▶ **Task objective**
Scan the records below. List lines holding "المسلمون".

[Start]

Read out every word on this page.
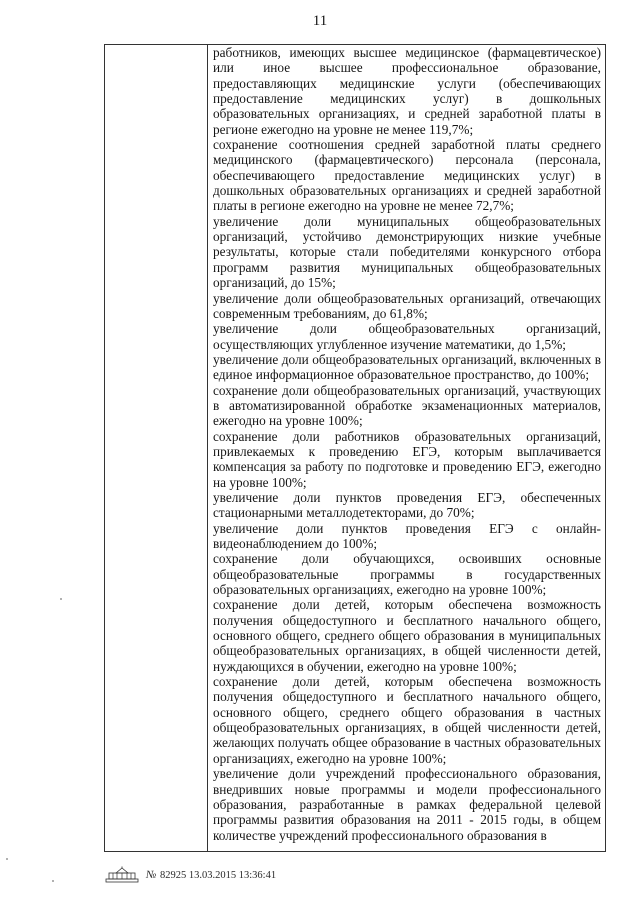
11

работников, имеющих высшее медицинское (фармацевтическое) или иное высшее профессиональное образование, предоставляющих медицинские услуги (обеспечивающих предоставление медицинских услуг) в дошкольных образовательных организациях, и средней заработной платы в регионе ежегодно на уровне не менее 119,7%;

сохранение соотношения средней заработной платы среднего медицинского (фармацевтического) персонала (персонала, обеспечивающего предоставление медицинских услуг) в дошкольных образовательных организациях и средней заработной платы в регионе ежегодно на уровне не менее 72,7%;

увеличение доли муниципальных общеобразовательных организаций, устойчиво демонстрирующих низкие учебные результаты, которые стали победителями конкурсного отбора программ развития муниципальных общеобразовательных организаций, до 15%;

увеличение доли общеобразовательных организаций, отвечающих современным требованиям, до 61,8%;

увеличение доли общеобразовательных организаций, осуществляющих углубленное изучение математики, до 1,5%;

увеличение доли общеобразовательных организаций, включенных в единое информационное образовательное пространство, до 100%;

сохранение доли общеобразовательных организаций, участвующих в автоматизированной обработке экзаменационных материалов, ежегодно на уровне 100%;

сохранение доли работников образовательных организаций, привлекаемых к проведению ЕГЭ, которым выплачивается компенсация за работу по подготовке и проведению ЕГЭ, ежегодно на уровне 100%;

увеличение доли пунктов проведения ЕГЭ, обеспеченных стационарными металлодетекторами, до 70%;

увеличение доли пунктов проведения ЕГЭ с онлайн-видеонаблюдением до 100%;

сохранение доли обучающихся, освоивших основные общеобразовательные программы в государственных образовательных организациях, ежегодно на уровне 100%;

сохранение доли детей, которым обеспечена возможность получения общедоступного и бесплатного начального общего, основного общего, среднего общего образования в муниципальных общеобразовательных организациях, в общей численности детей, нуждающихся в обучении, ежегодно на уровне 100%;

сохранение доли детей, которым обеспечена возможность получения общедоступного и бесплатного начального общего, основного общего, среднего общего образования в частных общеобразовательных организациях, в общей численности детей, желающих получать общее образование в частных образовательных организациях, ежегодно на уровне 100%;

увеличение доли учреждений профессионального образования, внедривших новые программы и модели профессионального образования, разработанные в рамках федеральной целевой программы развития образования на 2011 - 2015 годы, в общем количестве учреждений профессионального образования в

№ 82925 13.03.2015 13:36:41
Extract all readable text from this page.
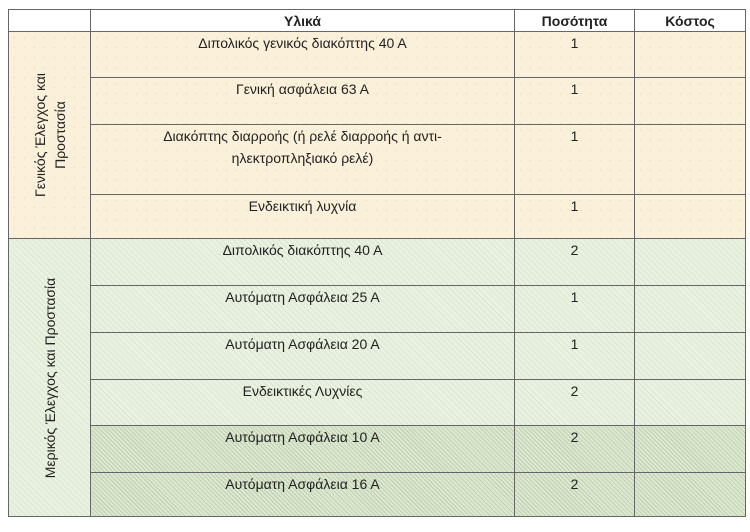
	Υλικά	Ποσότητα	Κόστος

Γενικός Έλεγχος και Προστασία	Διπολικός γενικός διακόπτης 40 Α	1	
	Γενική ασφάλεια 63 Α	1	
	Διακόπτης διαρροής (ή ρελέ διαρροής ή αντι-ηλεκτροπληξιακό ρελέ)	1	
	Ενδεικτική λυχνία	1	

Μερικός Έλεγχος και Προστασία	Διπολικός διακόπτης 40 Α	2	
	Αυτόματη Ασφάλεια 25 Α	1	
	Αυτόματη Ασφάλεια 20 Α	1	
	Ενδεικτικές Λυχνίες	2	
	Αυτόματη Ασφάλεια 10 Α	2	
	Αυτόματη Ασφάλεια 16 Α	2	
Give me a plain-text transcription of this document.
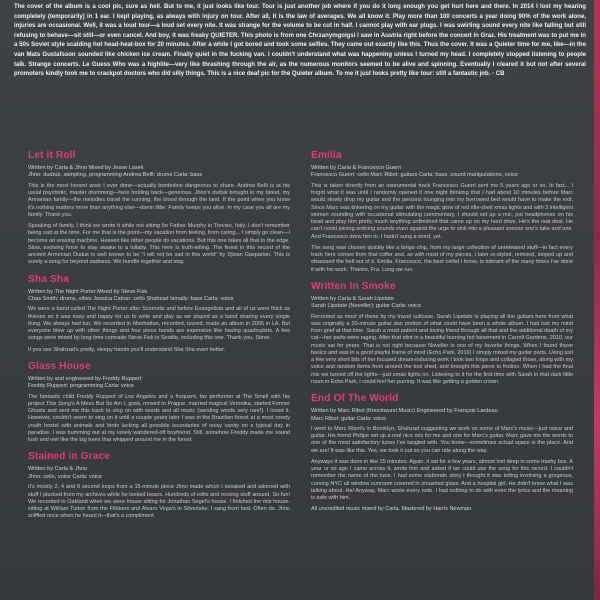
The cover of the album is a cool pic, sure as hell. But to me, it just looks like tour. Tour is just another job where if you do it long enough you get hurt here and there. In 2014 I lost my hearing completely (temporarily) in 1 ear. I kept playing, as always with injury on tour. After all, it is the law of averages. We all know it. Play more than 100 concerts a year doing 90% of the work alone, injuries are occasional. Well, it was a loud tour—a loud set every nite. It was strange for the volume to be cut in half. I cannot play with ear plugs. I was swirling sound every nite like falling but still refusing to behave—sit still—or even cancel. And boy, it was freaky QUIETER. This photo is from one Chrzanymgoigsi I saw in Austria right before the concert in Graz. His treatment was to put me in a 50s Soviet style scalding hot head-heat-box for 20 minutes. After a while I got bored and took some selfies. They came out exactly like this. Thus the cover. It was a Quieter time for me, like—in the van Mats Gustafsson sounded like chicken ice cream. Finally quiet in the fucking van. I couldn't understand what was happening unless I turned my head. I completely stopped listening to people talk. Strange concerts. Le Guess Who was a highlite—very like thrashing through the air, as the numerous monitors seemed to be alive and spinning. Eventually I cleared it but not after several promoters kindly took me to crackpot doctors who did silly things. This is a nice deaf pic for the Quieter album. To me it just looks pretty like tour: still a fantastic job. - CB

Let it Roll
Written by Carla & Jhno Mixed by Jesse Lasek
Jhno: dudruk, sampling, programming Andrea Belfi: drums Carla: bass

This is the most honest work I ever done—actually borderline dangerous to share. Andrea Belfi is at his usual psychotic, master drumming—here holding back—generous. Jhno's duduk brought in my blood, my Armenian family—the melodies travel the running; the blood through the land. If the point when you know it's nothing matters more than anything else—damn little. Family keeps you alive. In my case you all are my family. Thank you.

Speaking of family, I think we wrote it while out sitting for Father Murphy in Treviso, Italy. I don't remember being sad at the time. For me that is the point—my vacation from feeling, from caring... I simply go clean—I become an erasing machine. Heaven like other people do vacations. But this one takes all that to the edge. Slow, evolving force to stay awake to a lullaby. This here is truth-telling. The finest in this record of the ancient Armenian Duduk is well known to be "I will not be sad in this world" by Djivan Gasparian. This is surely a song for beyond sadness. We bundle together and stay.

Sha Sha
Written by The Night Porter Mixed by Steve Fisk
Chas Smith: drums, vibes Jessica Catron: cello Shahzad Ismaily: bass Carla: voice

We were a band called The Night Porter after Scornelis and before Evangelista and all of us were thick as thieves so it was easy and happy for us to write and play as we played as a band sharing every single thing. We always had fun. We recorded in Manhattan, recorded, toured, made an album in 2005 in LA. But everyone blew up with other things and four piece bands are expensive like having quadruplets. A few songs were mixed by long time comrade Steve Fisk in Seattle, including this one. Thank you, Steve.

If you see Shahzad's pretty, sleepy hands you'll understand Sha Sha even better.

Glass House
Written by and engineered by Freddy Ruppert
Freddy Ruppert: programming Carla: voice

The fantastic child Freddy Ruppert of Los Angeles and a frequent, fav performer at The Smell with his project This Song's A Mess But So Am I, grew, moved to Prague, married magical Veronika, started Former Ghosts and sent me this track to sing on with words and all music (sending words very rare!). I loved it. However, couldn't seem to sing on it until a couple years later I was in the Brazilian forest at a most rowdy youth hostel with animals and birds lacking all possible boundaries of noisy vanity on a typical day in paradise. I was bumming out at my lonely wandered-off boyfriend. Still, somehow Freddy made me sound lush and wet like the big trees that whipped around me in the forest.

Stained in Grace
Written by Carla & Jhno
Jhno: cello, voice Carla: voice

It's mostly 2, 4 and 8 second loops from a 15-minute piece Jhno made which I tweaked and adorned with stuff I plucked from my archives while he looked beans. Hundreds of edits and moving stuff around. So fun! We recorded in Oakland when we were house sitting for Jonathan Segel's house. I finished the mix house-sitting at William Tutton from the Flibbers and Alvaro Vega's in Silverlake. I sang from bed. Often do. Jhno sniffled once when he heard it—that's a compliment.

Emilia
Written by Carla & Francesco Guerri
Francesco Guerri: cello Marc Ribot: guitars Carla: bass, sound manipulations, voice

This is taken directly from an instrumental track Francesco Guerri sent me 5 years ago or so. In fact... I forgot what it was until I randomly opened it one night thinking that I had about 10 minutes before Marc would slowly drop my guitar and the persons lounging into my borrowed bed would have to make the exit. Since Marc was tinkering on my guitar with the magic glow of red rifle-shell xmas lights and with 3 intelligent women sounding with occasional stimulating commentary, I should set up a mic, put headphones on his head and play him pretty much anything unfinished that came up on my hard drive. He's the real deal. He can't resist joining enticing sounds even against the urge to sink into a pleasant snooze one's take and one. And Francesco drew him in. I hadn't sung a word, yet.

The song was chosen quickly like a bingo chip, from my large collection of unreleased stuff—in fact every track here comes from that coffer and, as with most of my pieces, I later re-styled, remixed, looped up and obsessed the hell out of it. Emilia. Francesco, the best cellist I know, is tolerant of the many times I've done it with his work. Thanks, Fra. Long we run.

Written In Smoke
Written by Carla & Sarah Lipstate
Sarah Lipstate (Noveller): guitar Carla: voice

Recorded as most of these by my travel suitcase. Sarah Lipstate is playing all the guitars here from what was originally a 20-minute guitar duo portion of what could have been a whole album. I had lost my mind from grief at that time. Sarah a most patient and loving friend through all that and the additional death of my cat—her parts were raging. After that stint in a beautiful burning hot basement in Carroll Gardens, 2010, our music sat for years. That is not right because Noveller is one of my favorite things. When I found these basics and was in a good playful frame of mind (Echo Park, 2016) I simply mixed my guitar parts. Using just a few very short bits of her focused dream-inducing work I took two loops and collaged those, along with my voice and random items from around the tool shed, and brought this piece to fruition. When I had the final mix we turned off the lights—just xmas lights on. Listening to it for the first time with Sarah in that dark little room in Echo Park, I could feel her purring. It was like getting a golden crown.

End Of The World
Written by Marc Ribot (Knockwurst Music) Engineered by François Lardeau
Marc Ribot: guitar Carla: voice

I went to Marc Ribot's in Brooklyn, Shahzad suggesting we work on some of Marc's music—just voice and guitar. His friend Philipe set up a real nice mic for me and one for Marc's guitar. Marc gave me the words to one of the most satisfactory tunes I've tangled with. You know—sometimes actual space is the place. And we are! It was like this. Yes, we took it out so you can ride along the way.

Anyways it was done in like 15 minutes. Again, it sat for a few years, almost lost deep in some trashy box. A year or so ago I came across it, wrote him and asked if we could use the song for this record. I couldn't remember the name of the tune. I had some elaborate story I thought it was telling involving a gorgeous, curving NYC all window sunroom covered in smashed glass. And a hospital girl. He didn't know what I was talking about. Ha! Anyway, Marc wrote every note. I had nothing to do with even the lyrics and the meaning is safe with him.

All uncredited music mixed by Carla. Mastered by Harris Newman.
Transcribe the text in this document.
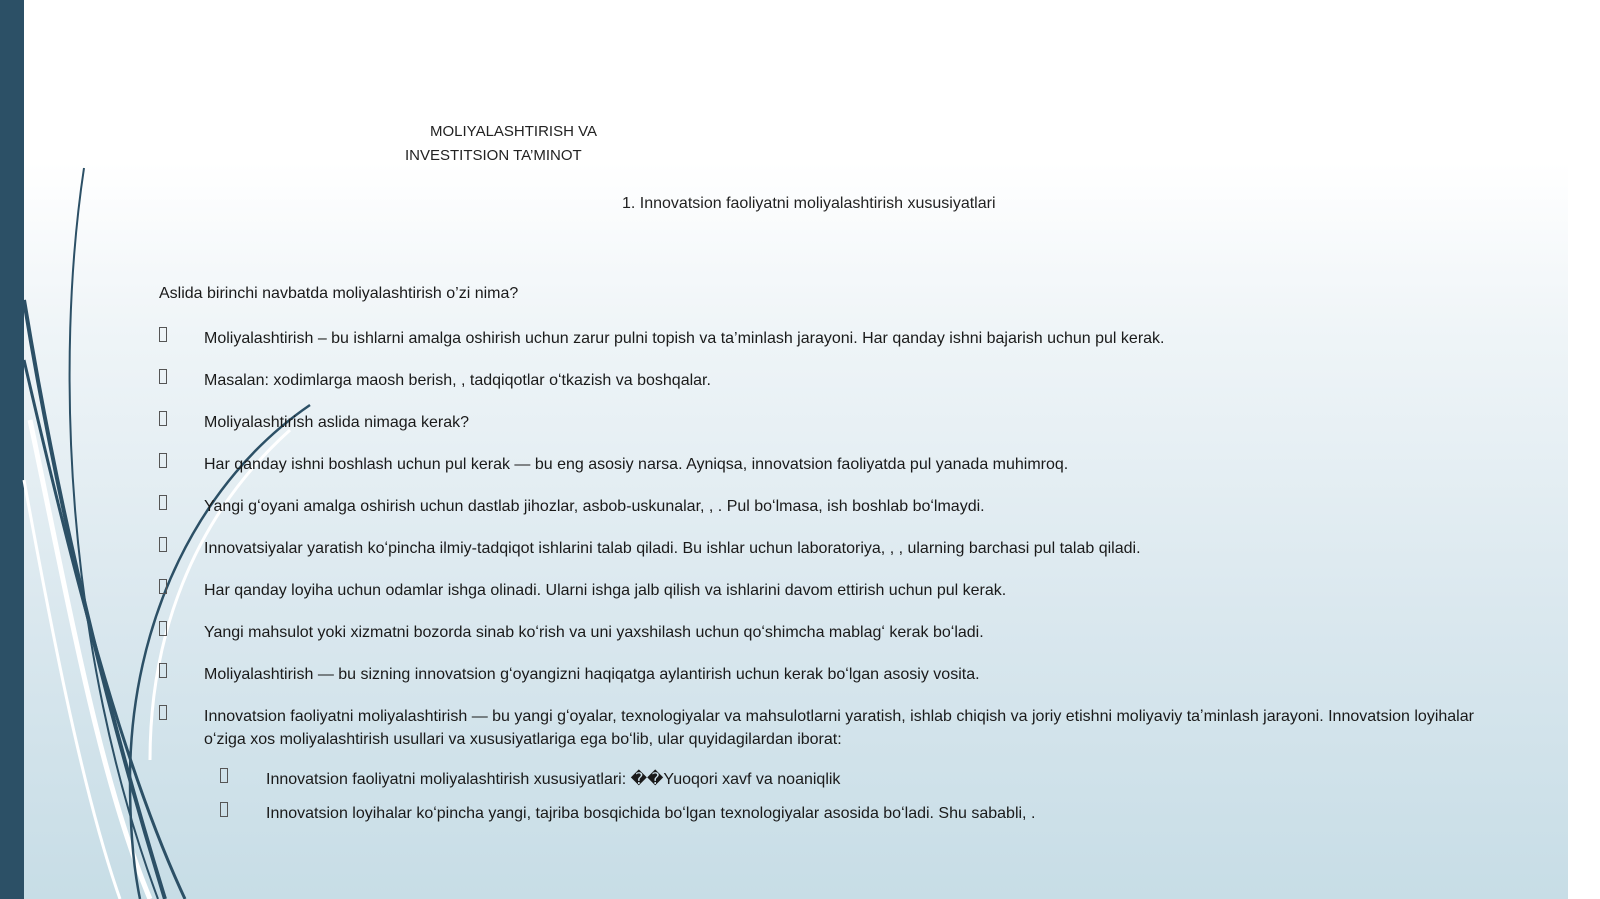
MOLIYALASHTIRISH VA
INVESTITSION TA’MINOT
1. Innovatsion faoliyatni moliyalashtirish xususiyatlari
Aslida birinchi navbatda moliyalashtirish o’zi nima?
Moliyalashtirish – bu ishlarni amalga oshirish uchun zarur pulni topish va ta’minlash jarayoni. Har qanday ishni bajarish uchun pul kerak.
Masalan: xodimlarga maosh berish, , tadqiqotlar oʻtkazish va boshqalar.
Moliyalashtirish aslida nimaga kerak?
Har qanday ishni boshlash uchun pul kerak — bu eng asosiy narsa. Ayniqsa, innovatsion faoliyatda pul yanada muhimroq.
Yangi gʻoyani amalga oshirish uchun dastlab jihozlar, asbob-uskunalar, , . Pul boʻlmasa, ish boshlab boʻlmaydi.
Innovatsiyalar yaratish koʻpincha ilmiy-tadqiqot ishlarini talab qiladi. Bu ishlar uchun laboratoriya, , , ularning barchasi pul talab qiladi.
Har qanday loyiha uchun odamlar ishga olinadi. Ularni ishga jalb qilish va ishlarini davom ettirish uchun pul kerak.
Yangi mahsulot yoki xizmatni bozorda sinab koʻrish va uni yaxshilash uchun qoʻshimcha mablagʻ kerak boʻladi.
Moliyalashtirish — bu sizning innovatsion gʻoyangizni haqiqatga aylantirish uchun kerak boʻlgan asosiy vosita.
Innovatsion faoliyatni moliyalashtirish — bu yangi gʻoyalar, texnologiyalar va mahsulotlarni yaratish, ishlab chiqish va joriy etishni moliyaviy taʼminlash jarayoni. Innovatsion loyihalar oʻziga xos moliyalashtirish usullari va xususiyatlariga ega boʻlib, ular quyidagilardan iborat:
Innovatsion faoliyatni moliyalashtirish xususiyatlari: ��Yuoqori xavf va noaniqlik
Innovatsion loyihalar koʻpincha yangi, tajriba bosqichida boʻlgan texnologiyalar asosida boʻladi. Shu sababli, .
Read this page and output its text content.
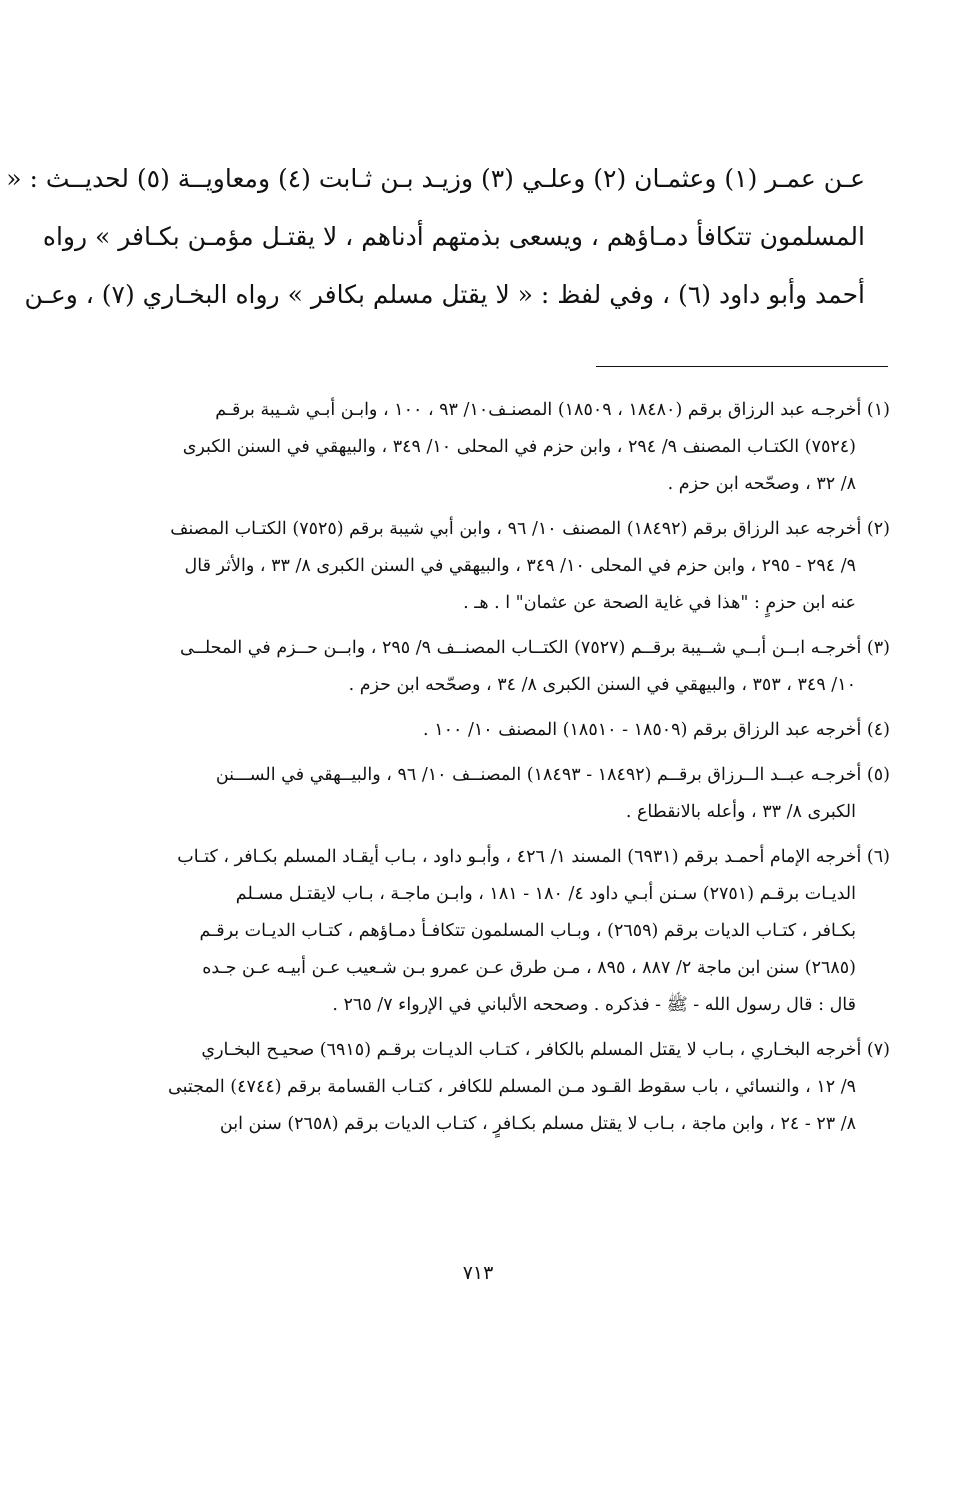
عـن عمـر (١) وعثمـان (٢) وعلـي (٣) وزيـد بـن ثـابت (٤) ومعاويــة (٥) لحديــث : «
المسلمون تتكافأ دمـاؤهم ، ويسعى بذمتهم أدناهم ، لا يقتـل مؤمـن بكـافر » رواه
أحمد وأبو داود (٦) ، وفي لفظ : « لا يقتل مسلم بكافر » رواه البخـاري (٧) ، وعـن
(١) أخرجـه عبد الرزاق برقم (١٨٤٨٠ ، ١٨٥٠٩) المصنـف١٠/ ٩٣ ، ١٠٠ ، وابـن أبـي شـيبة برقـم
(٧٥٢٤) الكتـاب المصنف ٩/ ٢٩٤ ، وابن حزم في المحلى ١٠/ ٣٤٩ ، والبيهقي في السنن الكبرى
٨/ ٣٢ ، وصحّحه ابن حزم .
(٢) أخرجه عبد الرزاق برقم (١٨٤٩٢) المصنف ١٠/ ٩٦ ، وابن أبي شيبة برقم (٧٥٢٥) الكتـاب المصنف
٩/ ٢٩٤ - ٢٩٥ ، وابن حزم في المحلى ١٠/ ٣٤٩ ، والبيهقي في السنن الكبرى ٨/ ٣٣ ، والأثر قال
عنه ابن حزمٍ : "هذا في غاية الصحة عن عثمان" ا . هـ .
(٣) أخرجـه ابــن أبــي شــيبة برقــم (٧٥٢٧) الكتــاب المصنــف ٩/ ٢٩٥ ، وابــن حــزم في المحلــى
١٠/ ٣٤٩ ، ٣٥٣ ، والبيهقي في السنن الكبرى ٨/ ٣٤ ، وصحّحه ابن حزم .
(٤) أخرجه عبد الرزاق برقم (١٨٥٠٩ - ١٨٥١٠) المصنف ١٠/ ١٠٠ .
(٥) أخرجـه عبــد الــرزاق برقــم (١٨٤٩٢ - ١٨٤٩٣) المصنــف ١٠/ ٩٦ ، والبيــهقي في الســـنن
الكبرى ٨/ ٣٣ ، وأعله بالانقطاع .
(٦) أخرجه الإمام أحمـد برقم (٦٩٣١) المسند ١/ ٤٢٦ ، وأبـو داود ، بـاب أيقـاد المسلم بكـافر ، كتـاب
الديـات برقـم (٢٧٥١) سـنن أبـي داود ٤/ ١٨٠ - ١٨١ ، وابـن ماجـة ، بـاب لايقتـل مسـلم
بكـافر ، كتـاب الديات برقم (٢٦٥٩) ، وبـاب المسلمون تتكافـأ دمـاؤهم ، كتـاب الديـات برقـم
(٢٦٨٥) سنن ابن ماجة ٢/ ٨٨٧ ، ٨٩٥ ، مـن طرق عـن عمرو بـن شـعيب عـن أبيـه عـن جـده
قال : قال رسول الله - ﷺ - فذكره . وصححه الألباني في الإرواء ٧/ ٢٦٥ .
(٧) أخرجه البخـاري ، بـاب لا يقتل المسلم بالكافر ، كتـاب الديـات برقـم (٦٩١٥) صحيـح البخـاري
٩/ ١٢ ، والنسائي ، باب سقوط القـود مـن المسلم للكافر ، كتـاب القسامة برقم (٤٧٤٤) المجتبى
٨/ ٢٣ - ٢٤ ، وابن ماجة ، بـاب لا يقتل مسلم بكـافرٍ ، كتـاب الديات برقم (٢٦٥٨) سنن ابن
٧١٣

[End]

▶ **Answer to this exercise**
المسلمون تتكافأ دمـاؤهم ، ويسعى بذمتهم أدناهم ، لا يقتـل مؤمـن بكـافر » رواه
بكـافر ، كتـاب الديات برقم (٢٦٥٩) ، وبـاب المسلمون تتكافـأ دمـاؤهم ، كتـاب الديـات برقـم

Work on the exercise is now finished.